Stored data:
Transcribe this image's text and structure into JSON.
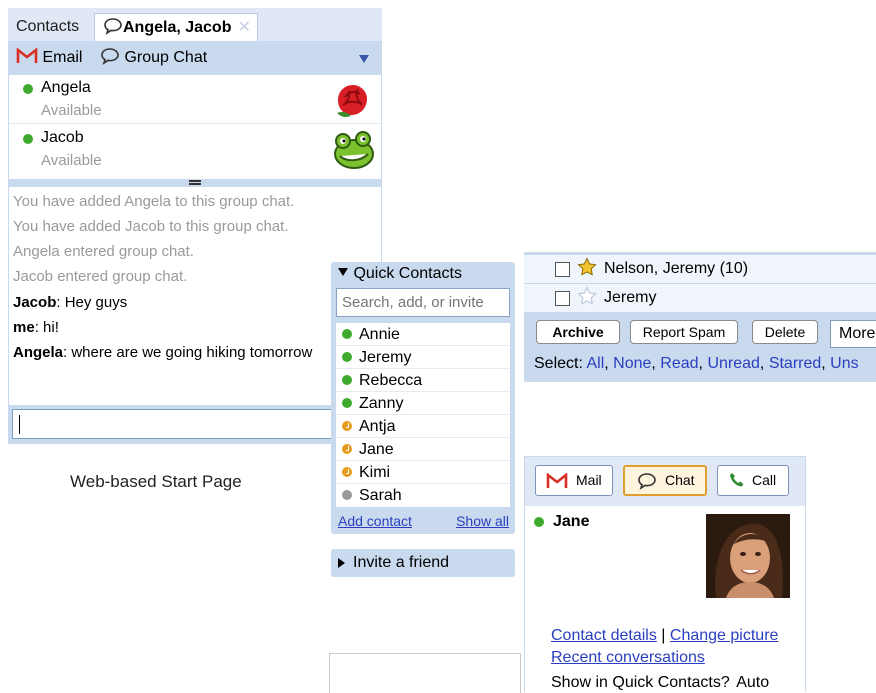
{
  "group_chat": {
    "tabs": {
      "contacts": "Contacts",
      "active": "Angela, Jacob"
    },
    "toolbar": {
      "email": "Email",
      "group_chat": "Group Chat"
    },
    "members": [
      {
        "name": "Angela",
        "status": "Available"
      },
      {
        "name": "Jacob",
        "status": "Available"
      }
    ],
    "log": {
      "sys1": "You have added Angela to this group chat.",
      "sys2": "You have added Jacob to this group chat.",
      "sys3": "Angela entered group chat.",
      "sys4": "Jacob entered group chat.",
      "m1_sender": "Jacob",
      "m1_text": ": Hey guys",
      "m2_sender": "me",
      "m2_text": ": hi!",
      "m3_sender": "Angela",
      "m3_text": ": where are we going hiking tomorrow"
    }
  },
  "caption": "Web-based Start Page",
  "quick_contacts": {
    "title": "Quick Contacts",
    "search_placeholder": "Search, add, or invite",
    "contacts": [
      {
        "name": "Annie",
        "status": "available"
      },
      {
        "name": "Jeremy",
        "status": "available"
      },
      {
        "name": "Rebecca",
        "status": "available"
      },
      {
        "name": "Zanny",
        "status": "available"
      },
      {
        "name": "Antja",
        "status": "idle"
      },
      {
        "name": "Jane",
        "status": "idle"
      },
      {
        "name": "Kimi",
        "status": "idle"
      },
      {
        "name": "Sarah",
        "status": "offline"
      }
    ],
    "add_contact": "Add contact",
    "show_all": "Show all"
  },
  "invite": {
    "label": "Invite a friend"
  },
  "mail": {
    "rows": [
      {
        "subject": "Nelson, Jeremy (10)",
        "starred": true
      },
      {
        "subject": "Jeremy",
        "starred": false
      }
    ],
    "buttons": {
      "archive": "Archive",
      "spam": "Report Spam",
      "delete": "Delete",
      "more": "More"
    },
    "select_label": "Select:",
    "select": {
      "all": "All",
      "none": "None",
      "read": "Read",
      "unread": "Unread",
      "starred": "Starred",
      "unstarred": "Uns"
    }
  },
  "contact_card": {
    "buttons": {
      "mail": "Mail",
      "chat": "Chat",
      "call": "Call"
    },
    "name": "Jane",
    "contact_details": "Contact details",
    "separator": "|",
    "change_picture": "Change picture",
    "recent": "Recent conversations",
    "show_in_qc": "Show in Quick Contacts?",
    "show_value": "Auto"
  },
  "colors": {
    "panel_blue": "#c9d9ee",
    "available": "#3daa2c",
    "idle": "#e89a1c",
    "offline": "#999999",
    "link": "#2a3fbf",
    "chat_button_border": "#e0a030"
  }
}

**Task objective**.
Repeat the data exactly in full, omitting its pictures.

**Answer for this exercise**.
Transcribe this image's text and structure into JSON.
{
  "group_chat": {
    "tabs": {
      "contacts": "Contacts",
      "active": "Angela, Jacob"
    },
    "toolbar": {
      "email": "Email",
      "group_chat": "Group Chat"
    },
    "members": [
      {
        "name": "Angela",
        "status": "Available"
      },
      {
        "name": "Jacob",
        "status": "Available"
      }
    ],
    "log": {
      "sys1": "You have added Angela to this group chat.",
      "sys2": "You have added Jacob to this group chat.",
      "sys3": "Angela entered group chat.",
      "sys4": "Jacob entered group chat.",
      "m1_sender": "Jacob",
      "m1_text": ": Hey guys",
      "m2_sender": "me",
      "m2_text": ": hi!",
      "m3_sender": "Angela",
      "m3_text": ": where are we going hiking tomorrow"
    }
  },
  "caption": "Web-based Start Page",
  "quick_contacts": {
    "title": "Quick Contacts",
    "search_placeholder": "Search, add, or invite",
    "contacts": [
      {
        "name": "Annie",
        "status": "available"
      },
      {
        "name": "Jeremy",
        "status": "available"
      },
      {
        "name": "Rebecca",
        "status": "available"
      },
      {
        "name": "Zanny",
        "status": "available"
      },
      {
        "name": "Antja",
        "status": "idle"
      },
      {
        "name": "Jane",
        "status": "idle"
      },
      {
        "name": "Kimi",
        "status": "idle"
      },
      {
        "name": "Sarah",
        "status": "offline"
      }
    ],
    "add_contact": "Add contact",
    "show_all": "Show all"
  },
  "invite": {
    "label": "Invite a friend"
  },
  "mail": {
    "rows": [
      {
        "subject": "Nelson, Jeremy (10)",
        "starred": true
      },
      {
        "subject": "Jeremy",
        "starred": false
      }
    ],
    "buttons": {
      "archive": "Archive",
      "spam": "Report Spam",
      "delete": "Delete",
      "more": "More"
    },
    "select_label": "Select:",
    "select": {
      "all": "All",
      "none": "None",
      "read": "Read",
      "unread": "Unread",
      "starred": "Starred",
      "unstarred": "Uns"
    }
  },
  "contact_card": {
    "buttons": {
      "mail": "Mail",
      "chat": "Chat",
      "call": "Call"
    },
    "name": "Jane",
    "contact_details": "Contact details",
    "separator": "|",
    "change_picture": "Change picture",
    "recent": "Recent conversations",
    "show_in_qc": "Show in Quick Contacts?",
    "show_value": "Auto"
  },
  "colors": {
    "panel_blue": "#c9d9ee",
    "available": "#3daa2c",
    "idle": "#e89a1c",
    "offline": "#999999",
    "link": "#2a3fbf",
    "chat_button_border": "#e0a030"
  }
}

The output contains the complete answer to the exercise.